------ Records supplied ------
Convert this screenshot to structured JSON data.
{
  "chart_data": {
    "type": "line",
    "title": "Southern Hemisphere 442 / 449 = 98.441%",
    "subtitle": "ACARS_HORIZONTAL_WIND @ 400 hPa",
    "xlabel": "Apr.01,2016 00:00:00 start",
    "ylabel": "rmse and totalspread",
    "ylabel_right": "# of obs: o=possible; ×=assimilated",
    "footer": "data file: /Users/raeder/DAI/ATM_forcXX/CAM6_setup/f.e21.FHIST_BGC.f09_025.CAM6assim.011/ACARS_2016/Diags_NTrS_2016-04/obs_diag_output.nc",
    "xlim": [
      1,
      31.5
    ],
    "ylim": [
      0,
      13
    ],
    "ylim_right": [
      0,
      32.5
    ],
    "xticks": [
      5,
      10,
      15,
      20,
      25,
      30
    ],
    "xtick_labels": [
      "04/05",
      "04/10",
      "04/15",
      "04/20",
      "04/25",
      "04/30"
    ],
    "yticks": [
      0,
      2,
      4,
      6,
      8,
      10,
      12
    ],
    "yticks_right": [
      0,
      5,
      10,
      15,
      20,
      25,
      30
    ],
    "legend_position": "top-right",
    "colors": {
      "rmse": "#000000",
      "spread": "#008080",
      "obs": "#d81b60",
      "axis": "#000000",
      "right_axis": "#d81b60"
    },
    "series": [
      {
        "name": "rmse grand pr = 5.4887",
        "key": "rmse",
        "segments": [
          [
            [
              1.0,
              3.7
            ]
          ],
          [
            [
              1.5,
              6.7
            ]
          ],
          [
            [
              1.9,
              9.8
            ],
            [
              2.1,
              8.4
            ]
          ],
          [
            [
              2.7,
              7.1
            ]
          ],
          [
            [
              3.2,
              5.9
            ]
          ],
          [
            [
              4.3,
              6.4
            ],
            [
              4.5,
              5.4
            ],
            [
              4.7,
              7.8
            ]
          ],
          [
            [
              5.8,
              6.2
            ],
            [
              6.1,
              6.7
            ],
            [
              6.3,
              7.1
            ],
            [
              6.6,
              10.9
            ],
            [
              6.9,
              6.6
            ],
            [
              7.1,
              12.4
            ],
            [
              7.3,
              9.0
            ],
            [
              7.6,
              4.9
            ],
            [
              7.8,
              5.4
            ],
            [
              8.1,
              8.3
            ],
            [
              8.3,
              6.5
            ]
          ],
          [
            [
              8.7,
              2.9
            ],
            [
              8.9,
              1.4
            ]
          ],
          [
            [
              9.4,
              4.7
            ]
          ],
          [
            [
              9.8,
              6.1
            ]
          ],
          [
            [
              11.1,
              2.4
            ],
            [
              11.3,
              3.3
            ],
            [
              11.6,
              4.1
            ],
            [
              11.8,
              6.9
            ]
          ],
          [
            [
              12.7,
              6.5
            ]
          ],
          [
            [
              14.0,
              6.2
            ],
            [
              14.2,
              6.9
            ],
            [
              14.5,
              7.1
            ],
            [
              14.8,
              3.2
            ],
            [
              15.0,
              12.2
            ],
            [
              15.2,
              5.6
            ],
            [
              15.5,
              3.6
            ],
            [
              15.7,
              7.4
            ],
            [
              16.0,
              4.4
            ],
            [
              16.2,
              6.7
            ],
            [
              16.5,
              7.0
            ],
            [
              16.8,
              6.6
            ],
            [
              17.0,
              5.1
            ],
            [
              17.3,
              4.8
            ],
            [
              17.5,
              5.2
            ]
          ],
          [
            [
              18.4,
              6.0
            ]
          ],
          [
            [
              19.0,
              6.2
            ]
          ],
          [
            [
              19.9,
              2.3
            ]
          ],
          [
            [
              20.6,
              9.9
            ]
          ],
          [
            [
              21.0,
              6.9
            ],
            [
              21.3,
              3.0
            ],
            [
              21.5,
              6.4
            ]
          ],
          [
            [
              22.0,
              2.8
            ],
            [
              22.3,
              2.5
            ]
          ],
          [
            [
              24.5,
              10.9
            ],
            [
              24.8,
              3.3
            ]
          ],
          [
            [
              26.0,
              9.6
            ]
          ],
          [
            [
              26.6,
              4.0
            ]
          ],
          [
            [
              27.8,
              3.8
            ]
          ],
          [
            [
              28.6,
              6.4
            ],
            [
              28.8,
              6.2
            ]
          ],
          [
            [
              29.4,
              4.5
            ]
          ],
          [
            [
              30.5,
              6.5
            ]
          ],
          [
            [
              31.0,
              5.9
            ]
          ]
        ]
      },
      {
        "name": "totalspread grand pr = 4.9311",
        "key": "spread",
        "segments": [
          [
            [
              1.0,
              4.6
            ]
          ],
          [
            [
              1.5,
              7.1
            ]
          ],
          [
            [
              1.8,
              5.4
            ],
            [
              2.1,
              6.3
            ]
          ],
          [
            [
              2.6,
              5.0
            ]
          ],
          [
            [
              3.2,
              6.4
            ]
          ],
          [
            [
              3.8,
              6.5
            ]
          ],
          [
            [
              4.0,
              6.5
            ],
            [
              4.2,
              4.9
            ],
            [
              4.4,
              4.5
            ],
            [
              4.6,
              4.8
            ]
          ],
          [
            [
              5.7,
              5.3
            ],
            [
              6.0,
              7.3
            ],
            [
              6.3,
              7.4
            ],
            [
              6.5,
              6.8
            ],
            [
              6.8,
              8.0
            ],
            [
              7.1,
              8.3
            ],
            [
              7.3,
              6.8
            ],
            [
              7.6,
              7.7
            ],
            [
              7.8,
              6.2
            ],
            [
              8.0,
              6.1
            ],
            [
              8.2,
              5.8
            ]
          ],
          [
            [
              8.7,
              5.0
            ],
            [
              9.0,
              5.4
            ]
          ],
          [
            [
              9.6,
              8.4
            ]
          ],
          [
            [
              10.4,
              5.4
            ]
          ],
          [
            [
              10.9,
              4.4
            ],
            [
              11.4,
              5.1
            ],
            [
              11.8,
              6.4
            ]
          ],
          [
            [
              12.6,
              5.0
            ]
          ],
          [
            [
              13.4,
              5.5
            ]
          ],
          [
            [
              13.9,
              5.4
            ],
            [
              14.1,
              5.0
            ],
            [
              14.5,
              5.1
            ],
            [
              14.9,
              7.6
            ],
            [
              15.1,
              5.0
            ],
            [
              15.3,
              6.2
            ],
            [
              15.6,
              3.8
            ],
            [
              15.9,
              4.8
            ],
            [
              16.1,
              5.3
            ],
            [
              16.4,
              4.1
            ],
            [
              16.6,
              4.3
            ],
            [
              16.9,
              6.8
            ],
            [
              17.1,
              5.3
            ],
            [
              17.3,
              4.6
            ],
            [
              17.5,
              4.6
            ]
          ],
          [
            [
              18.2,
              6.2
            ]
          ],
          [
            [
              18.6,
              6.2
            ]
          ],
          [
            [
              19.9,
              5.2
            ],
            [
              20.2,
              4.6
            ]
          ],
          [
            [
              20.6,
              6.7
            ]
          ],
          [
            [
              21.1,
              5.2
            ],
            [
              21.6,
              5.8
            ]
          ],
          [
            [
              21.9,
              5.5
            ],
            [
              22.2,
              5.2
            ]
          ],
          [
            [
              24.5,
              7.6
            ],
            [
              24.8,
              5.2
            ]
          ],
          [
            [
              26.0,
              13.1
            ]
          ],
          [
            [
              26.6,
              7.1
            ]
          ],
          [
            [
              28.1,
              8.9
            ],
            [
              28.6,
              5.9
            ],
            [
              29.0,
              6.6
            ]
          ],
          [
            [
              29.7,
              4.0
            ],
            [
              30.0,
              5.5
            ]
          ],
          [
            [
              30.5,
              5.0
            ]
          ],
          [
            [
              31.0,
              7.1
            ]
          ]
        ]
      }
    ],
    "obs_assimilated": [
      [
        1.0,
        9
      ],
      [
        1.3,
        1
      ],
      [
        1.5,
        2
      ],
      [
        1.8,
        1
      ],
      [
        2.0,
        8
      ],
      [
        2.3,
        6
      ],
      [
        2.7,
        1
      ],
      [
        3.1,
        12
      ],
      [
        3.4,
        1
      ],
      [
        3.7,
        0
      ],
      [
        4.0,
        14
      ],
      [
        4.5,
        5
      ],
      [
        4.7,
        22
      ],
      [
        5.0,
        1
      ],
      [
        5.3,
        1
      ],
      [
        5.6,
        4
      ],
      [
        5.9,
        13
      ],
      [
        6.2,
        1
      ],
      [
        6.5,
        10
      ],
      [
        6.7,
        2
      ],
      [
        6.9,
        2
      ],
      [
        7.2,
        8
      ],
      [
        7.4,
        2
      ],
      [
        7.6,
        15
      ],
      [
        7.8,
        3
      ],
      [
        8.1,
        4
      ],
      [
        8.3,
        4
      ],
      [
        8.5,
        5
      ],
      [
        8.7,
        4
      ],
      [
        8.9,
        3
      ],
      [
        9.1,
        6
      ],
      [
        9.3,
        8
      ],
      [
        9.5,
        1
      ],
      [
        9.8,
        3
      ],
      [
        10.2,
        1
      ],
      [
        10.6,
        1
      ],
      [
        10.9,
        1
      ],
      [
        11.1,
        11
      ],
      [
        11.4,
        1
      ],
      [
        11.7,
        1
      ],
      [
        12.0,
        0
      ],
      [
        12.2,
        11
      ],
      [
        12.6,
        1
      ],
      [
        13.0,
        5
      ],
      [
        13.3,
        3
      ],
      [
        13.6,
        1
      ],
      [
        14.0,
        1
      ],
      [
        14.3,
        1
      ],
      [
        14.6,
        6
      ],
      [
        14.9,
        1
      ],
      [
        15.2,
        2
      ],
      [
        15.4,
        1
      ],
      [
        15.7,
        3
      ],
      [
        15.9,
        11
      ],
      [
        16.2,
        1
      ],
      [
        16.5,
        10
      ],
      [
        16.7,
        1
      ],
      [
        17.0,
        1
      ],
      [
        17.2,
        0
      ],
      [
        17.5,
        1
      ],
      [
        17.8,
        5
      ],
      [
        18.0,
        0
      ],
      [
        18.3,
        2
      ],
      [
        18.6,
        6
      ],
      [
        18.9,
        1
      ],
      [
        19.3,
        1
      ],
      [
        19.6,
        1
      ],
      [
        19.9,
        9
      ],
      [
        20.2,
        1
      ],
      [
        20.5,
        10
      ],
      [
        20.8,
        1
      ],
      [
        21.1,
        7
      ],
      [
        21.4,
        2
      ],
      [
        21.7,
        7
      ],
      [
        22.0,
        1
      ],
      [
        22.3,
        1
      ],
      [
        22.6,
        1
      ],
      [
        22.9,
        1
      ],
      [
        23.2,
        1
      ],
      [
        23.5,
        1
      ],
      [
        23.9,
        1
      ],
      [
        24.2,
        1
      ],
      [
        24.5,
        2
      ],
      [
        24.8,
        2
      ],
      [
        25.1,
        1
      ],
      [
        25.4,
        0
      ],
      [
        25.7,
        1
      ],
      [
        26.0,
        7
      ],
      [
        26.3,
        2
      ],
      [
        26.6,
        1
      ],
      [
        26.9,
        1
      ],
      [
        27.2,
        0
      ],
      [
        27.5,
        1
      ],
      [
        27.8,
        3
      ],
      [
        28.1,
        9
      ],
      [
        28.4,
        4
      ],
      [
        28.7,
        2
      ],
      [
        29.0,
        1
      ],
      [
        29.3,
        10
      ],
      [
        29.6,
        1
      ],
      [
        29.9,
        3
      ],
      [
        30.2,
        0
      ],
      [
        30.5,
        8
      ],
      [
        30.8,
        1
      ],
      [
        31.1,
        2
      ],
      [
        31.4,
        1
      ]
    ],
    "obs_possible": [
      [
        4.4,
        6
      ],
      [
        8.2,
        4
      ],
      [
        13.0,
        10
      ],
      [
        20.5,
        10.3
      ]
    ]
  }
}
------
Instructions to follow
For each line of the entries that includes "grand", show that line.

Result of the exercise
        "name": "rmse grand pr = 5.4887",
        "name": "totalspread grand pr = 4.9311",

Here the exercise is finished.